Stored data entries:
************

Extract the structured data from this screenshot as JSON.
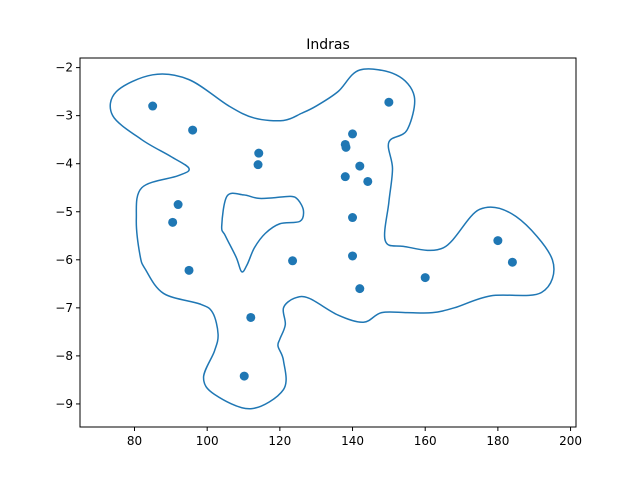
{
  "chart_data": {
    "type": "scatter",
    "title": "Indras",
    "xlabel": "",
    "ylabel": "",
    "xlim": [
      65,
      201.5
    ],
    "ylim": [
      -9.48,
      -1.8
    ],
    "xticks": [
      80,
      100,
      120,
      140,
      160,
      180,
      200
    ],
    "yticks": [
      -9,
      -8,
      -7,
      -6,
      -5,
      -4,
      -3,
      -2
    ],
    "grid": false,
    "colors": {
      "accent": "#1f77b4",
      "axes": "#000000",
      "background": "#ffffff"
    },
    "series": [
      {
        "type": "scatter",
        "points": [
          [
            85,
            -2.8
          ],
          [
            96,
            -3.3
          ],
          [
            114.2,
            -3.78
          ],
          [
            114,
            -4.02
          ],
          [
            150,
            -2.72
          ],
          [
            140,
            -3.38
          ],
          [
            138,
            -3.6
          ],
          [
            138.2,
            -3.66
          ],
          [
            142,
            -4.05
          ],
          [
            138,
            -4.27
          ],
          [
            144.2,
            -4.37
          ],
          [
            92,
            -4.85
          ],
          [
            90.5,
            -5.22
          ],
          [
            140,
            -5.12
          ],
          [
            95,
            -6.22
          ],
          [
            123.5,
            -6.02
          ],
          [
            140,
            -5.92
          ],
          [
            180,
            -5.6
          ],
          [
            184,
            -6.05
          ],
          [
            160,
            -6.37
          ],
          [
            142,
            -6.6
          ],
          [
            112,
            -7.2
          ],
          [
            110.2,
            -8.42
          ]
        ]
      },
      {
        "type": "line",
        "closed": true,
        "points": [
          [
            85,
            -2.15
          ],
          [
            95,
            -2.25
          ],
          [
            106,
            -2.8
          ],
          [
            113,
            -3.05
          ],
          [
            121,
            -3.1
          ],
          [
            126,
            -2.95
          ],
          [
            130,
            -2.8
          ],
          [
            136,
            -2.5
          ],
          [
            142,
            -2.05
          ],
          [
            152,
            -2.15
          ],
          [
            157,
            -2.6
          ],
          [
            155,
            -3.3
          ],
          [
            150,
            -3.55
          ],
          [
            151,
            -4.1
          ],
          [
            150,
            -4.8
          ],
          [
            149,
            -5.6
          ],
          [
            154,
            -5.72
          ],
          [
            165,
            -5.75
          ],
          [
            175,
            -4.95
          ],
          [
            185,
            -5.1
          ],
          [
            195,
            -6.0
          ],
          [
            192,
            -6.68
          ],
          [
            178,
            -6.75
          ],
          [
            168,
            -7.0
          ],
          [
            162,
            -7.1
          ],
          [
            155,
            -7.1
          ],
          [
            148,
            -7.1
          ],
          [
            143,
            -7.3
          ],
          [
            136,
            -7.15
          ],
          [
            128,
            -6.8
          ],
          [
            124,
            -6.8
          ],
          [
            121,
            -7.0
          ],
          [
            121.5,
            -7.35
          ],
          [
            120,
            -7.65
          ],
          [
            119.5,
            -7.8
          ],
          [
            121,
            -8.1
          ],
          [
            121,
            -8.7
          ],
          [
            112,
            -9.1
          ],
          [
            102,
            -8.8
          ],
          [
            99,
            -8.45
          ],
          [
            102,
            -7.9
          ],
          [
            103,
            -7.55
          ],
          [
            101.5,
            -7.1
          ],
          [
            98,
            -6.92
          ],
          [
            88,
            -6.7
          ],
          [
            83,
            -6.2
          ],
          [
            81.5,
            -5.9
          ],
          [
            80.5,
            -5.15
          ],
          [
            82,
            -4.5
          ],
          [
            92,
            -4.25
          ],
          [
            95,
            -4.1
          ],
          [
            90,
            -3.85
          ],
          [
            82,
            -3.5
          ],
          [
            74,
            -3.0
          ],
          [
            75,
            -2.5
          ]
        ]
      },
      {
        "type": "line",
        "closed": true,
        "points": [
          [
            105.5,
            -4.67
          ],
          [
            110,
            -4.65
          ],
          [
            114,
            -4.72
          ],
          [
            118,
            -4.71
          ],
          [
            123,
            -4.68
          ],
          [
            125,
            -4.75
          ],
          [
            126.5,
            -4.98
          ],
          [
            125.5,
            -5.2
          ],
          [
            120,
            -5.25
          ],
          [
            116,
            -5.45
          ],
          [
            113,
            -5.75
          ],
          [
            111,
            -6.1
          ],
          [
            109.5,
            -6.25
          ],
          [
            108,
            -5.95
          ],
          [
            105,
            -5.5
          ],
          [
            104,
            -5.3
          ]
        ]
      }
    ]
  }
}
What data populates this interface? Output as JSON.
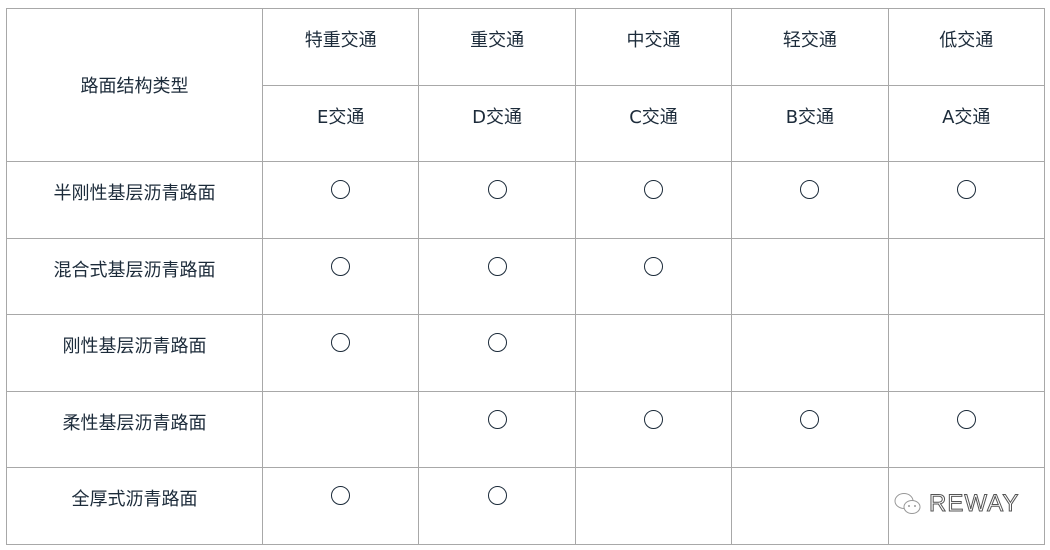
{
  "table": {
    "corner_header": "路面结构类型",
    "traffic_levels": [
      "特重交通",
      "重交通",
      "中交通",
      "轻交通",
      "低交通"
    ],
    "traffic_classes": [
      "E交通",
      "D交通",
      "C交通",
      "B交通",
      "A交通"
    ],
    "rows": [
      {
        "type": "半刚性基层沥青路面",
        "marks": [
          true,
          true,
          true,
          true,
          true
        ]
      },
      {
        "type": "混合式基层沥青路面",
        "marks": [
          true,
          true,
          true,
          false,
          false
        ]
      },
      {
        "type": "刚性基层沥青路面",
        "marks": [
          true,
          true,
          false,
          false,
          false
        ]
      },
      {
        "type": "柔性基层沥青路面",
        "marks": [
          false,
          true,
          true,
          true,
          true
        ]
      },
      {
        "type": "全厚式沥青路面",
        "marks": [
          true,
          true,
          false,
          false,
          false
        ]
      }
    ],
    "mark_symbol": "○"
  },
  "watermark": {
    "text": "REWAY",
    "icon": "wechat-icon"
  }
}
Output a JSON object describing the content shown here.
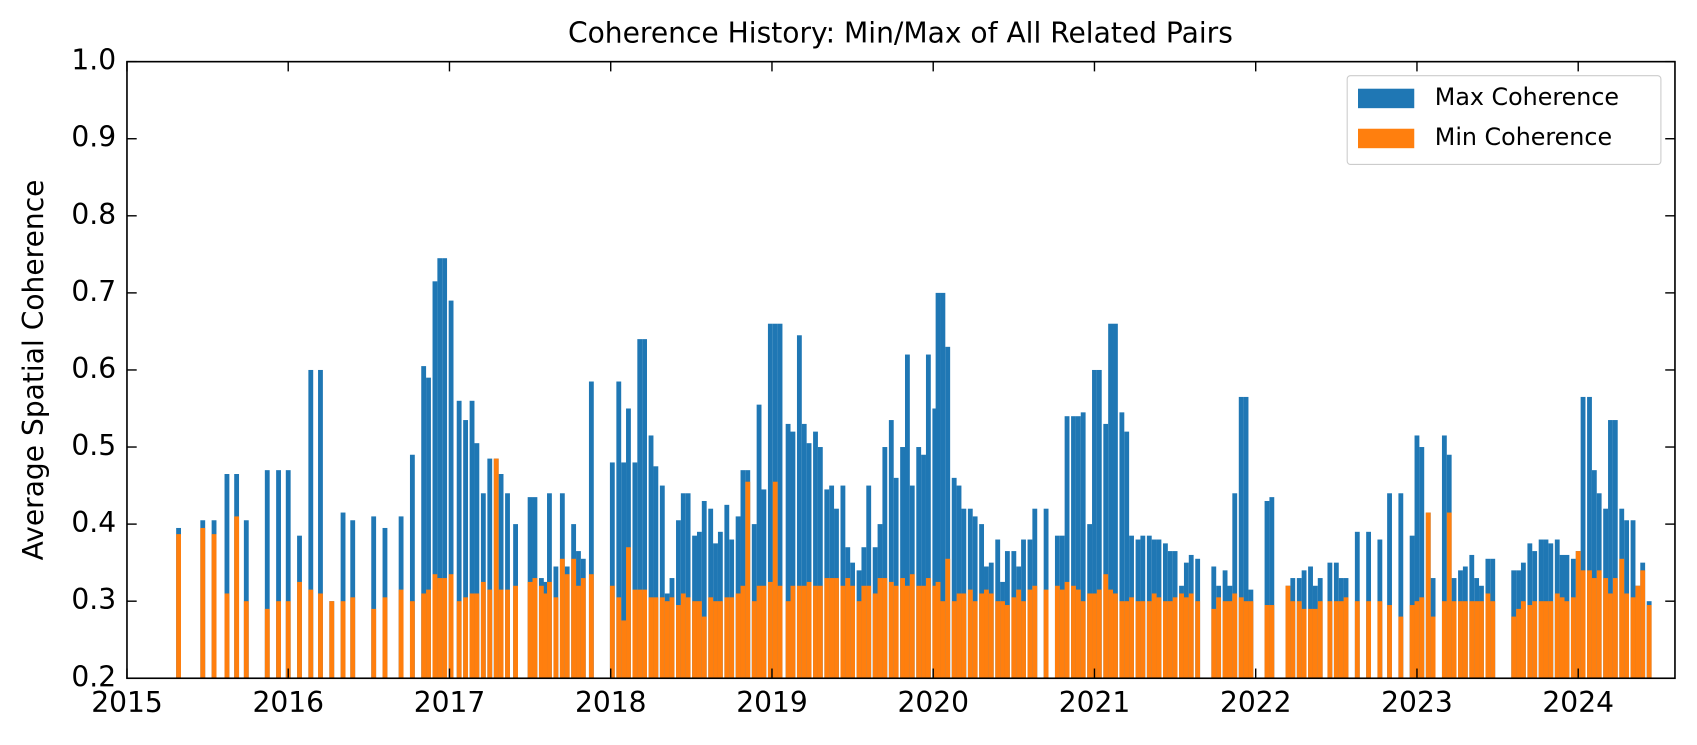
{
  "chart_data": {
    "type": "bar",
    "title": "Coherence History: Min/Max of All Related Pairs",
    "ylabel": "Average Spatial Coherence",
    "legend": "upper right",
    "xlim": [
      2015,
      2024.6
    ],
    "xticks": [
      2015,
      2016,
      2017,
      2018,
      2019,
      2020,
      2021,
      2022,
      2023,
      2024
    ],
    "ylim": [
      0.2,
      1.0
    ],
    "yticks": [
      0.2,
      0.3,
      0.4,
      0.5,
      0.6,
      0.7,
      0.8,
      0.9,
      {
        "value": 1,
        "label": "1.0"
      }
    ],
    "x": [
      2015.32,
      2015.47,
      2015.54,
      2015.62,
      2015.68,
      2015.74,
      2015.87,
      2015.94,
      2016.0,
      2016.07,
      2016.14,
      2016.2,
      2016.27,
      2016.34,
      2016.4,
      2016.53,
      2016.6,
      2016.7,
      2016.77,
      2016.84,
      2016.87,
      2016.91,
      2016.94,
      2016.97,
      2017.01,
      2017.06,
      2017.1,
      2017.14,
      2017.17,
      2017.21,
      2017.25,
      2017.29,
      2017.32,
      2017.36,
      2017.41,
      2017.5,
      2017.53,
      2017.57,
      2017.59,
      2017.62,
      2017.66,
      2017.7,
      2017.73,
      2017.77,
      2017.8,
      2017.83,
      2017.88,
      2018.01,
      2018.05,
      2018.08,
      2018.11,
      2018.15,
      2018.18,
      2018.21,
      2018.25,
      2018.28,
      2018.32,
      2018.35,
      2018.38,
      2018.42,
      2018.45,
      2018.48,
      2018.52,
      2018.55,
      2018.58,
      2018.62,
      2018.65,
      2018.68,
      2018.72,
      2018.75,
      2018.79,
      2018.82,
      2018.85,
      2018.89,
      2018.92,
      2018.95,
      2018.99,
      2019.02,
      2019.05,
      2019.1,
      2019.13,
      2019.17,
      2019.2,
      2019.23,
      2019.27,
      2019.3,
      2019.34,
      2019.37,
      2019.4,
      2019.44,
      2019.47,
      2019.5,
      2019.54,
      2019.57,
      2019.6,
      2019.64,
      2019.67,
      2019.7,
      2019.74,
      2019.77,
      2019.81,
      2019.84,
      2019.87,
      2019.91,
      2019.94,
      2019.97,
      2020.01,
      2020.03,
      2020.06,
      2020.09,
      2020.13,
      2020.16,
      2020.19,
      2020.23,
      2020.26,
      2020.3,
      2020.33,
      2020.36,
      2020.4,
      2020.43,
      2020.46,
      2020.5,
      2020.53,
      2020.56,
      2020.6,
      2020.63,
      2020.7,
      2020.77,
      2020.8,
      2020.83,
      2020.87,
      2020.9,
      2020.93,
      2020.97,
      2021.0,
      2021.03,
      2021.07,
      2021.1,
      2021.13,
      2021.17,
      2021.2,
      2021.23,
      2021.27,
      2021.3,
      2021.34,
      2021.37,
      2021.4,
      2021.44,
      2021.47,
      2021.5,
      2021.54,
      2021.57,
      2021.6,
      2021.64,
      2021.74,
      2021.77,
      2021.81,
      2021.84,
      2021.87,
      2021.91,
      2021.94,
      2021.97,
      2022.07,
      2022.1,
      2022.2,
      2022.23,
      2022.27,
      2022.3,
      2022.34,
      2022.37,
      2022.4,
      2022.46,
      2022.5,
      2022.53,
      2022.56,
      2022.63,
      2022.7,
      2022.77,
      2022.83,
      2022.9,
      2022.97,
      2023.0,
      2023.03,
      2023.07,
      2023.1,
      2023.17,
      2023.2,
      2023.23,
      2023.27,
      2023.3,
      2023.34,
      2023.37,
      2023.4,
      2023.44,
      2023.47,
      2023.6,
      2023.63,
      2023.66,
      2023.7,
      2023.73,
      2023.77,
      2023.8,
      2023.83,
      2023.87,
      2023.9,
      2023.93,
      2023.97,
      2024.0,
      2024.03,
      2024.07,
      2024.1,
      2024.13,
      2024.17,
      2024.2,
      2024.23,
      2024.27,
      2024.3,
      2024.34,
      2024.37,
      2024.4,
      2024.44
    ],
    "series": [
      {
        "name": "Max Coherence",
        "color": "#1f77b4",
        "values": [
          0.395,
          0.405,
          0.405,
          0.465,
          0.465,
          0.405,
          0.47,
          0.47,
          0.47,
          0.385,
          0.6,
          0.6,
          0.3,
          0.415,
          0.405,
          0.41,
          0.395,
          0.41,
          0.49,
          0.605,
          0.59,
          0.715,
          0.745,
          0.745,
          0.69,
          0.56,
          0.535,
          0.56,
          0.505,
          0.44,
          0.485,
          0.485,
          0.465,
          0.44,
          0.4,
          0.435,
          0.435,
          0.33,
          0.325,
          0.44,
          0.345,
          0.44,
          0.345,
          0.4,
          0.365,
          0.355,
          0.585,
          0.48,
          0.585,
          0.48,
          0.55,
          0.48,
          0.64,
          0.64,
          0.515,
          0.475,
          0.45,
          0.31,
          0.33,
          0.405,
          0.44,
          0.44,
          0.385,
          0.39,
          0.43,
          0.42,
          0.375,
          0.39,
          0.425,
          0.38,
          0.41,
          0.47,
          0.47,
          0.4,
          0.555,
          0.445,
          0.66,
          0.66,
          0.66,
          0.53,
          0.52,
          0.645,
          0.53,
          0.505,
          0.52,
          0.5,
          0.445,
          0.45,
          0.42,
          0.45,
          0.37,
          0.35,
          0.34,
          0.37,
          0.45,
          0.37,
          0.4,
          0.5,
          0.535,
          0.46,
          0.5,
          0.62,
          0.45,
          0.5,
          0.49,
          0.62,
          0.55,
          0.7,
          0.7,
          0.63,
          0.46,
          0.45,
          0.42,
          0.42,
          0.41,
          0.4,
          0.345,
          0.35,
          0.38,
          0.325,
          0.365,
          0.365,
          0.345,
          0.38,
          0.38,
          0.42,
          0.42,
          0.385,
          0.385,
          0.54,
          0.54,
          0.54,
          0.545,
          0.4,
          0.6,
          0.6,
          0.53,
          0.66,
          0.66,
          0.545,
          0.52,
          0.385,
          0.38,
          0.385,
          0.385,
          0.38,
          0.38,
          0.375,
          0.365,
          0.365,
          0.32,
          0.35,
          0.36,
          0.355,
          0.345,
          0.32,
          0.34,
          0.32,
          0.44,
          0.565,
          0.565,
          0.315,
          0.43,
          0.435,
          0.32,
          0.33,
          0.33,
          0.34,
          0.345,
          0.32,
          0.33,
          0.35,
          0.35,
          0.33,
          0.33,
          0.39,
          0.39,
          0.38,
          0.44,
          0.44,
          0.385,
          0.515,
          0.5,
          0.415,
          0.33,
          0.515,
          0.49,
          0.33,
          0.34,
          0.345,
          0.36,
          0.33,
          0.32,
          0.355,
          0.355,
          0.34,
          0.34,
          0.35,
          0.375,
          0.365,
          0.38,
          0.38,
          0.375,
          0.38,
          0.36,
          0.36,
          0.355,
          0.365,
          0.565,
          0.565,
          0.47,
          0.44,
          0.42,
          0.535,
          0.535,
          0.42,
          0.405,
          0.405,
          0.32,
          0.35,
          0.3
        ]
      },
      {
        "name": "Min Coherence",
        "color": "#ff7f0e",
        "values": [
          0.387,
          0.395,
          0.387,
          0.31,
          0.41,
          0.3,
          0.29,
          0.3,
          0.3,
          0.325,
          0.315,
          0.31,
          0.3,
          0.3,
          0.305,
          0.29,
          0.305,
          0.315,
          0.3,
          0.31,
          0.315,
          0.335,
          0.33,
          0.33,
          0.335,
          0.3,
          0.305,
          0.31,
          0.31,
          0.325,
          0.315,
          0.485,
          0.315,
          0.315,
          0.32,
          0.325,
          0.33,
          0.32,
          0.31,
          0.325,
          0.305,
          0.355,
          0.335,
          0.355,
          0.32,
          0.33,
          0.335,
          0.32,
          0.305,
          0.275,
          0.37,
          0.315,
          0.315,
          0.315,
          0.305,
          0.305,
          0.305,
          0.3,
          0.305,
          0.295,
          0.31,
          0.305,
          0.3,
          0.3,
          0.28,
          0.305,
          0.3,
          0.3,
          0.305,
          0.305,
          0.31,
          0.32,
          0.455,
          0.3,
          0.32,
          0.32,
          0.325,
          0.455,
          0.32,
          0.3,
          0.32,
          0.32,
          0.32,
          0.325,
          0.32,
          0.32,
          0.33,
          0.33,
          0.33,
          0.32,
          0.33,
          0.32,
          0.3,
          0.32,
          0.32,
          0.31,
          0.33,
          0.33,
          0.325,
          0.32,
          0.33,
          0.32,
          0.335,
          0.32,
          0.32,
          0.33,
          0.32,
          0.325,
          0.3,
          0.355,
          0.3,
          0.31,
          0.31,
          0.315,
          0.3,
          0.31,
          0.315,
          0.31,
          0.3,
          0.3,
          0.295,
          0.305,
          0.315,
          0.3,
          0.315,
          0.32,
          0.315,
          0.32,
          0.315,
          0.325,
          0.32,
          0.315,
          0.3,
          0.31,
          0.31,
          0.315,
          0.335,
          0.315,
          0.31,
          0.3,
          0.3,
          0.305,
          0.3,
          0.3,
          0.3,
          0.31,
          0.305,
          0.3,
          0.3,
          0.305,
          0.31,
          0.305,
          0.31,
          0.3,
          0.29,
          0.305,
          0.3,
          0.3,
          0.31,
          0.305,
          0.3,
          0.3,
          0.295,
          0.295,
          0.32,
          0.3,
          0.3,
          0.29,
          0.29,
          0.29,
          0.3,
          0.3,
          0.3,
          0.3,
          0.305,
          0.3,
          0.3,
          0.3,
          0.295,
          0.28,
          0.295,
          0.3,
          0.305,
          0.415,
          0.28,
          0.3,
          0.415,
          0.3,
          0.3,
          0.3,
          0.3,
          0.3,
          0.3,
          0.31,
          0.3,
          0.28,
          0.29,
          0.3,
          0.295,
          0.3,
          0.3,
          0.3,
          0.3,
          0.31,
          0.305,
          0.3,
          0.305,
          0.365,
          0.34,
          0.34,
          0.33,
          0.34,
          0.33,
          0.31,
          0.33,
          0.355,
          0.31,
          0.305,
          0.32,
          0.34,
          0.295
        ]
      }
    ]
  }
}
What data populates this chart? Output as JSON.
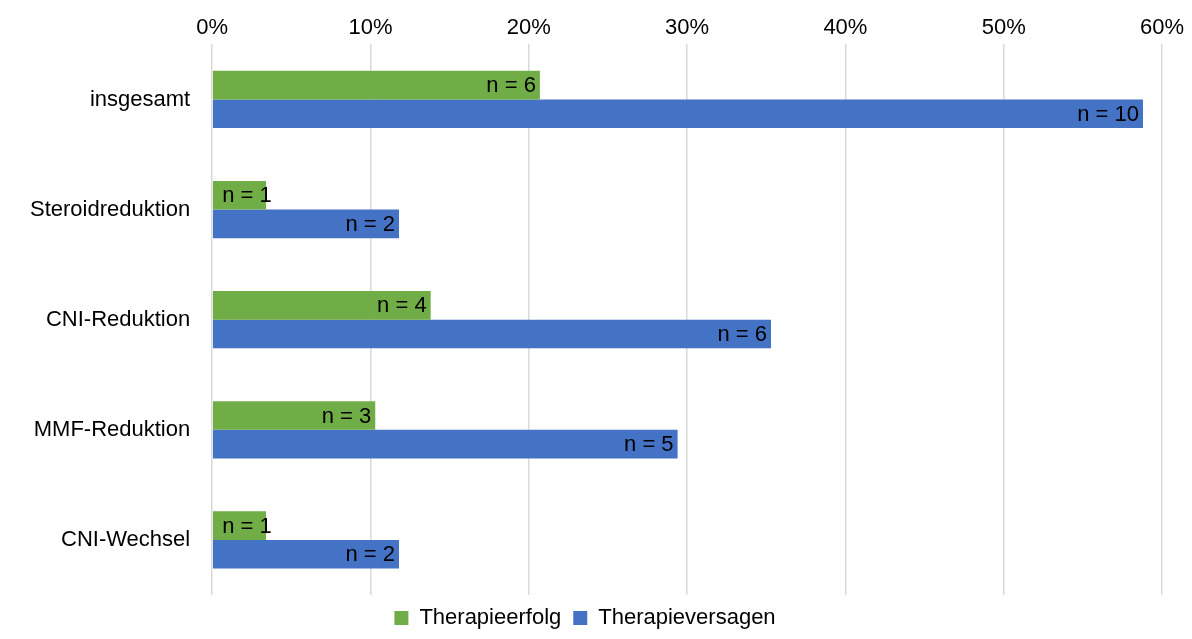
{
  "chart_data": {
    "type": "bar",
    "orientation": "horizontal",
    "categories": [
      "insgesamt",
      "Steroidreduktion",
      "CNI-Reduktion",
      "MMF-Reduktion",
      "CNI-Wechsel"
    ],
    "series": [
      {
        "name": "Therapieerfolg",
        "color": "#70ad47",
        "values": [
          20.7,
          3.4,
          13.8,
          10.3,
          3.4
        ]
      },
      {
        "name": "Therapieversagen",
        "color": "#4472c4",
        "values": [
          58.8,
          11.8,
          35.3,
          29.4,
          11.8
        ]
      }
    ],
    "annotations": [
      {
        "text": "n = 6",
        "x": 20.7,
        "y": "insgesamt"
      },
      {
        "text": "n = 10",
        "x": 58.8,
        "y": "insgesamt"
      },
      {
        "text": "n = 1",
        "x": 3.4,
        "y": "Steroidreduktion"
      },
      {
        "text": "n = 2",
        "x": 11.8,
        "y": "Steroidreduktion"
      },
      {
        "text": "n = 4",
        "x": 13.8,
        "y": "CNI-Reduktion"
      },
      {
        "text": "n = 6",
        "x": 35.3,
        "y": "CNI-Reduktion"
      },
      {
        "text": "n = 3",
        "x": 10.3,
        "y": "MMF-Reduktion"
      },
      {
        "text": "n = 5",
        "x": 29.4,
        "y": "MMF-Reduktion"
      },
      {
        "text": "n = 1",
        "x": 3.4,
        "y": "CNI-Wechsel"
      },
      {
        "text": "n = 2",
        "x": 11.8,
        "y": "CNI-Wechsel"
      }
    ],
    "xlim": [
      0,
      60
    ],
    "xticks": [
      {
        "value": 0,
        "label": "0%"
      },
      {
        "value": 10,
        "label": "10%"
      },
      {
        "value": 20,
        "label": "20%"
      },
      {
        "value": 30,
        "label": "30%"
      },
      {
        "value": 40,
        "label": "40%"
      },
      {
        "value": 50,
        "label": "50%"
      },
      {
        "value": 60,
        "label": "60%"
      }
    ],
    "grid": "x",
    "legend": "bottom"
  }
}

************

**WHAT IS ASKED:** From the entries, report each line that includes the word "type".

**EXERCISE OUTPUT:**
    "type": "scatter",
        "type": "scatter",
        "type": "line",
        "type": "line",
        "type": "半刚性基层沥青路面",
        "type": "混合式基层沥青路面",
        "type": "刚性基层沥青路面",
        "type": "柔性基层沥青路面",
        "type": "全厚式沥青路面",
    "type": "bar",
    "type": "bar",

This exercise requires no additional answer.